[Element location data]
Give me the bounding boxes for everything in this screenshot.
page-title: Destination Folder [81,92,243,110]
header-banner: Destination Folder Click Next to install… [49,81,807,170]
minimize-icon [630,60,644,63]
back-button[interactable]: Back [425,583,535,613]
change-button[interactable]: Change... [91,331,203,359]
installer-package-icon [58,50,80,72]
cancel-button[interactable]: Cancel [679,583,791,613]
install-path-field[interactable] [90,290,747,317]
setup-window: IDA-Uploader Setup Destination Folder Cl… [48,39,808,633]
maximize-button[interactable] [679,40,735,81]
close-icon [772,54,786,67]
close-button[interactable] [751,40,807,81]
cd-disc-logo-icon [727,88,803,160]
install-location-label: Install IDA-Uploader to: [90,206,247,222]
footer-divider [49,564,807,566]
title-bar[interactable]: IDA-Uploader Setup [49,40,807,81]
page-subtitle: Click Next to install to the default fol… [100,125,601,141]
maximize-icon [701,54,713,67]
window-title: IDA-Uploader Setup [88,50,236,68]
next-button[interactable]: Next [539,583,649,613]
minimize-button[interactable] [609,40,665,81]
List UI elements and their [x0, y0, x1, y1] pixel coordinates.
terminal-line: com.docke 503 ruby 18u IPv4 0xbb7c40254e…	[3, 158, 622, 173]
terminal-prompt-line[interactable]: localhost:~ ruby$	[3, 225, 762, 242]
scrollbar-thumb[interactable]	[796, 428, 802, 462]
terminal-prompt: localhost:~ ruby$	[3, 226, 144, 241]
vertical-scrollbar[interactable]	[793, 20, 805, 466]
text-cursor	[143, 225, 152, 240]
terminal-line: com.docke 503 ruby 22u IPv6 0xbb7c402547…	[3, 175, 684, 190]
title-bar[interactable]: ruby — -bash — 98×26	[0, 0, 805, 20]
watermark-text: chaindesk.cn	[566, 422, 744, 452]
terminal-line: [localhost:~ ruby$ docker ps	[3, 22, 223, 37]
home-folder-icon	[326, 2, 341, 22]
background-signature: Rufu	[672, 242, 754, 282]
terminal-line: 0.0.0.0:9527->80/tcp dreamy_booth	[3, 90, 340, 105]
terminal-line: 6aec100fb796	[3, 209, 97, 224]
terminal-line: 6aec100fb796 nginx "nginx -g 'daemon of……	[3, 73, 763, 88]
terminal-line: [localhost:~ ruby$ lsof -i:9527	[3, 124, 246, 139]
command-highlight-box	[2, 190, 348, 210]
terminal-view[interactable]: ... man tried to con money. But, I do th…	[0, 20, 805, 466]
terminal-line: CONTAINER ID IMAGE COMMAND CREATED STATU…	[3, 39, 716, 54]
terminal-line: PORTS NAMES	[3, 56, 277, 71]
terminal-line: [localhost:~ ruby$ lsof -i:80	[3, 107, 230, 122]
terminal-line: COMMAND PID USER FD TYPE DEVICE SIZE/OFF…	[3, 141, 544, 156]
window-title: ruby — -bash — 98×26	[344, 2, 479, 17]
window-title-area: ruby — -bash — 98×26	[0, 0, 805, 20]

Written task: Reproduce the lines above exactly, in full.

Answer for the task:
Give me the bounding boxes for everything in this screenshot.
page-title: Destination Folder [81,92,243,110]
header-banner: Destination Folder Click Next to install… [49,81,807,170]
minimize-icon [630,60,644,63]
back-button[interactable]: Back [425,583,535,613]
change-button[interactable]: Change... [91,331,203,359]
installer-package-icon [58,50,80,72]
cancel-button[interactable]: Cancel [679,583,791,613]
install-path-field[interactable] [90,290,747,317]
setup-window: IDA-Uploader Setup Destination Folder Cl… [48,39,808,633]
maximize-button[interactable] [679,40,735,81]
close-icon [772,54,786,67]
close-button[interactable] [751,40,807,81]
cd-disc-logo-icon [727,88,803,160]
install-location-label: Install IDA-Uploader to: [90,206,247,222]
footer-divider [49,564,807,566]
title-bar[interactable]: IDA-Uploader Setup [49,40,807,81]
page-subtitle: Click Next to install to the default fol… [100,125,601,141]
maximize-icon [701,54,713,67]
window-title: IDA-Uploader Setup [88,50,236,68]
next-button[interactable]: Next [539,583,649,613]
minimize-button[interactable] [609,40,665,81]
List UI elements and their [x0, y0, x1, y1] pixel coordinates.
terminal-line: com.docke 503 ruby 18u IPv4 0xbb7c40254e…	[3, 158, 622, 173]
terminal-prompt-line[interactable]: localhost:~ ruby$	[3, 225, 762, 242]
scrollbar-thumb[interactable]	[796, 428, 802, 462]
terminal-prompt: localhost:~ ruby$	[3, 226, 144, 241]
vertical-scrollbar[interactable]	[793, 20, 805, 466]
text-cursor	[143, 225, 152, 240]
terminal-line: com.docke 503 ruby 22u IPv6 0xbb7c402547…	[3, 175, 684, 190]
title-bar[interactable]: ruby — -bash — 98×26	[0, 0, 805, 20]
watermark-text: chaindesk.cn	[566, 422, 744, 452]
terminal-line: [localhost:~ ruby$ docker ps	[3, 22, 223, 37]
home-folder-icon	[326, 2, 341, 22]
background-signature: Rufu	[672, 242, 754, 282]
terminal-line: 0.0.0.0:9527->80/tcp dreamy_booth	[3, 90, 340, 105]
terminal-line: 6aec100fb796	[3, 209, 97, 224]
terminal-line: 6aec100fb796 nginx "nginx -g 'daemon of……	[3, 73, 763, 88]
terminal-line: [localhost:~ ruby$ lsof -i:9527	[3, 124, 246, 139]
command-highlight-box	[2, 190, 348, 210]
terminal-view[interactable]: ... man tried to con money. But, I do th…	[0, 20, 805, 466]
terminal-line: CONTAINER ID IMAGE COMMAND CREATED STATU…	[3, 39, 716, 54]
terminal-line: PORTS NAMES	[3, 56, 277, 71]
terminal-line: [localhost:~ ruby$ lsof -i:80	[3, 107, 230, 122]
terminal-line: COMMAND PID USER FD TYPE DEVICE SIZE/OFF…	[3, 141, 544, 156]
window-title: ruby — -bash — 98×26	[344, 2, 479, 17]
window-title-area: ruby — -bash — 98×26	[0, 0, 805, 20]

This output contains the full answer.